民法では、被相続人(亡くなった人のこと)の相続人となる「法定相続人」を定めています。

この法定相続人の範囲は、被相続人の配偶者(内縁関係を除く)・子(子がなくなっている場合は孫)・親・兄弟姉妹です。
配偶者は常に相続人となりますが、それ以外の法定相続人は①子、②親、③兄弟姉妹と順位付けがされており、先の順位に該当する者がいない場合にのみ次の順位の者が相続人となります。

また、法定相続人の遺産の取り分については「法定相続割合」が定められています。たとえば配偶者と子が相続人の場合は、配偶者と子の相続分はそれぞれ2分の1ずつです。

では、子どもが被相続人と血縁関係の無い連れ子である場合は、どうなるのでしょうか。
残念ながら、現在の法制下では、再婚しただけで養子縁組をしていない連れ子は法定相続人ではありません。
あなたの子供が再婚相手と実の親子と同じように良好な関係を築いていたとしても、これはかわりません。

2、法的に相続が認められるのは「血族」のみ

法的に相続が認められるのは「血族」のみ

配偶者の場合は、被相続人の死亡時(相続開始時)において民法上の婚姻関係にあれば、原則として法定相続人です。それ以外の法定相続人については、民法の規定において法定相続人と認められるのは、血の繋がりがある直系の家族、すなわち「血族」のみです。

義理の親や義理の兄弟姉妹などとよばれる「姻族」は法定相続人ではありません。

連れ子は、親の結婚のみによっては、再婚相手の血族にはなりませんので、法定相続人ではありません。

3、連れ子にも相続させる方法はある

連れ子にも相続させる方法はある

連れ子は法定相続人ではないので、そのままでは再婚相手を被相続人とする相続で何も財産を得ることはできません。

連れ子に相続させたり、相続でないとしても財産をのこしたりするためには、以下のような方法で対策をしておく必要があります。

(1)養子縁組

親子関係のない者の間に、親子関係を生じさせることを養子縁組といいます。養子縁組をすれば、連れ子も被相続人の子として法定相続人となります。

養子縁組には、大別して普通養子縁組と特別養子縁組があります。

なお、相続税法では基礎控除額(3000万円+法定相続人の数×600万円)における法定相続人について、養親となる人に実子がいる場合は養子は1人まで、実子がいない場合は養子は2人までと定められています。
しかし、これはあくまで相続税法上の話で、民法上は養子の数に関する制限規定は設けられていません。

①普通養子縁組

再婚時の養子縁組としては、通常この普通養子縁組が用いられます。
相続発生時の節税のためにこれを活用される方もいます。

原則として、養子となる者が15歳未満の未成年の場合にはその未成年者の法定代理人の承諾と家庭裁判所の許可が、15歳以上の未成年の場合には家庭裁判所の許可が必要です。

-=-=-

### [指示 1]
記録のうち、「data-label: 99 bbox=[994, 212, 1010, 228]」を含む行から「bar-top bbox=[492, 414, 529, 422]」を含む行までの部分を、両端の行も含め、1行を1つの文字列とするJSONリストに変換せよ。空行は除くこと。
本文と記録は互いに関係がない。

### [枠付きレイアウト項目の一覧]
-=-=-

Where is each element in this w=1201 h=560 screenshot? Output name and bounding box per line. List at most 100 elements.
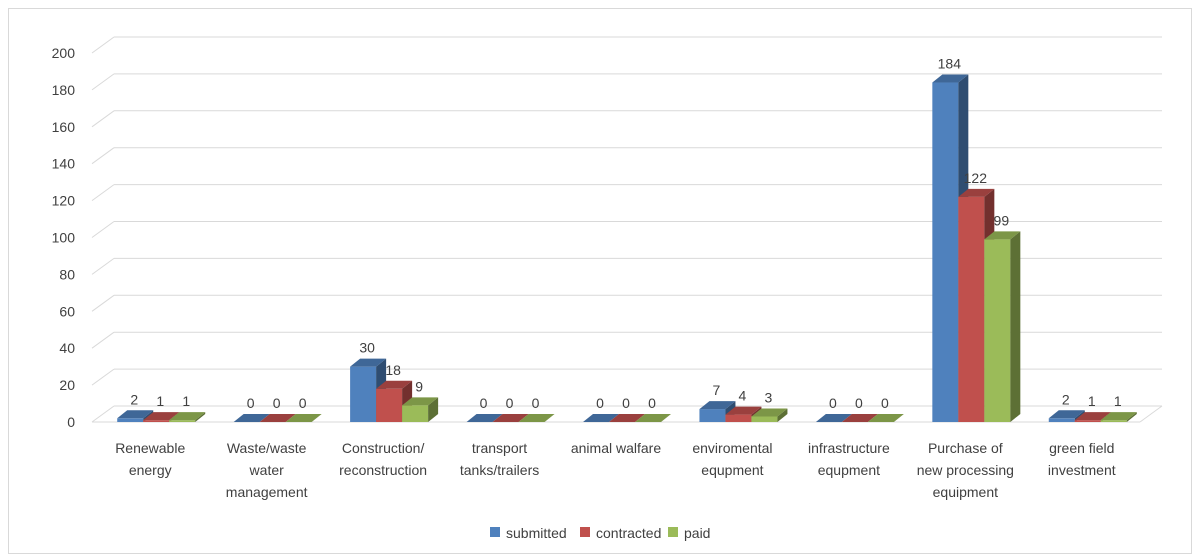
data-label: 99 bbox=[994, 212, 1010, 228]
data-label: 0 bbox=[881, 395, 889, 411]
bar-top bbox=[169, 412, 206, 421]
bar-top bbox=[285, 414, 322, 422]
bar-front bbox=[751, 416, 778, 422]
data-label: 0 bbox=[506, 395, 514, 411]
bar-top bbox=[402, 397, 439, 406]
bar-top bbox=[751, 408, 788, 417]
gridline-side bbox=[91, 221, 115, 238]
data-label: 3 bbox=[765, 389, 773, 405]
category-label: Renewable energy bbox=[115, 440, 185, 478]
bar-top bbox=[492, 414, 529, 422]
bar-front bbox=[958, 196, 985, 422]
bar-top bbox=[518, 414, 555, 422]
bar-side bbox=[428, 397, 439, 422]
category-label: Waste/waste water management bbox=[226, 440, 308, 500]
bar-front bbox=[1048, 418, 1075, 422]
bar-top bbox=[233, 414, 270, 422]
bar-top bbox=[117, 410, 154, 419]
data-label: 0 bbox=[273, 395, 281, 411]
data-label: 2 bbox=[1062, 391, 1070, 407]
data-label: 0 bbox=[648, 395, 656, 411]
bar-front bbox=[350, 366, 377, 422]
data-label: 9 bbox=[415, 378, 423, 394]
floor-side bbox=[1139, 405, 1163, 423]
gridline-side bbox=[91, 294, 115, 312]
gridline-side bbox=[91, 368, 115, 386]
data-label: 0 bbox=[855, 395, 863, 411]
bar-front bbox=[376, 388, 403, 422]
bar-side bbox=[1010, 231, 1021, 422]
category-label: Purchase of new processing equipment bbox=[917, 440, 1014, 500]
bar-top bbox=[867, 414, 904, 422]
bar-top bbox=[958, 188, 995, 197]
gridline-side bbox=[91, 405, 115, 423]
y-tick-label: 100 bbox=[52, 230, 76, 246]
gridline-side bbox=[91, 73, 115, 91]
bar-top bbox=[841, 414, 878, 422]
data-label: 122 bbox=[964, 170, 988, 186]
bar-top bbox=[376, 380, 413, 389]
gridline-side bbox=[91, 36, 115, 54]
data-label: 18 bbox=[385, 362, 401, 378]
bar-top bbox=[984, 231, 1021, 240]
bar-front bbox=[984, 239, 1011, 422]
y-tick-label: 80 bbox=[59, 266, 75, 282]
gridline-side bbox=[91, 110, 115, 128]
gridline-side bbox=[91, 147, 115, 165]
legend: submitted contracted paid bbox=[490, 525, 710, 541]
data-label: 0 bbox=[480, 395, 488, 411]
y-tick-label: 60 bbox=[59, 303, 75, 319]
bar-side bbox=[195, 412, 206, 422]
data-label: 1 bbox=[182, 393, 190, 409]
bar-side bbox=[777, 408, 788, 422]
bar-front bbox=[699, 409, 726, 422]
y-tick-label: 40 bbox=[59, 340, 75, 356]
bar-top bbox=[1100, 412, 1137, 421]
category-labels: Renewable energy Waste/waste water managemen… bbox=[115, 440, 1116, 500]
category-label: animal walfare bbox=[571, 440, 661, 456]
data-label: 184 bbox=[938, 56, 962, 72]
data-label: 0 bbox=[247, 395, 255, 411]
y-tick-label: 200 bbox=[52, 45, 76, 61]
bar-front bbox=[725, 414, 752, 422]
bar-front bbox=[1100, 420, 1127, 422]
gridline-side bbox=[91, 257, 115, 275]
category-label: enviromental equpment bbox=[692, 440, 772, 478]
legend-swatch bbox=[580, 527, 590, 537]
data-label: 0 bbox=[596, 395, 604, 411]
data-label: 0 bbox=[829, 395, 837, 411]
legend-label: contracted bbox=[596, 525, 661, 541]
bar-top bbox=[932, 74, 969, 83]
bar-top bbox=[350, 358, 387, 367]
bar-top bbox=[635, 414, 671, 422]
bar-top bbox=[815, 414, 852, 422]
y-tick-label: 20 bbox=[59, 377, 75, 393]
bars bbox=[117, 74, 1137, 423]
data-label: 7 bbox=[713, 382, 721, 398]
bar-top bbox=[583, 414, 619, 422]
y-tick-label: 160 bbox=[52, 119, 76, 135]
data-label: 0 bbox=[622, 395, 630, 411]
bar-top bbox=[609, 414, 645, 422]
y-tick-label: 180 bbox=[52, 82, 76, 98]
data-label: 1 bbox=[156, 393, 164, 409]
y-tick-label: 140 bbox=[52, 156, 76, 172]
gridline-side bbox=[91, 184, 115, 202]
data-label: 1 bbox=[1114, 393, 1122, 409]
data-label: 30 bbox=[359, 340, 375, 356]
y-tick-label: 0 bbox=[67, 414, 75, 430]
legend-swatch bbox=[490, 527, 500, 537]
bar-front bbox=[932, 82, 959, 423]
data-label: 0 bbox=[532, 395, 540, 411]
legend-swatch bbox=[668, 527, 678, 537]
bar-front bbox=[169, 420, 196, 422]
bar-top bbox=[259, 414, 296, 422]
bar-top bbox=[143, 412, 180, 421]
data-label: 0 bbox=[299, 395, 307, 411]
gridline-side bbox=[91, 331, 115, 349]
y-axis: 0 20 40 60 80 100 120 140 160 180 200 bbox=[52, 45, 76, 430]
data-label: 1 bbox=[1088, 393, 1096, 409]
bar-top bbox=[1074, 412, 1111, 421]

-=-=-

### [指示 2]
抜粋本文によると、配偶者と子が相続人の場合、配偶者と子の相続分はそれぞれどれだけか。

### [正しい出力 1]
[
  "data-label: 99 bbox=[994, 212, 1010, 228]",
  "data-label: 0 bbox=[881, 395, 889, 411]",
  "bar-top bbox=[169, 412, 206, 421]",
  "bar-top bbox=[285, 414, 322, 422]",
  "bar-front bbox=[751, 416, 778, 422]",
  "data-label: 0 bbox=[506, 395, 514, 411]",
  "bar-top bbox=[402, 397, 439, 406]",
  "bar-top bbox=[751, 408, 788, 417]",
  "gridline-side bbox=[91, 221, 115, 238]",
  "data-label: 3 bbox=[765, 389, 773, 405]",
  "category-label: Renewable energy bbox=[115, 440, 185, 478]",
  "bar-top bbox=[492, 414, 529, 422]"
]

### [正しい出力 2]
それぞれ2分の1ずつ。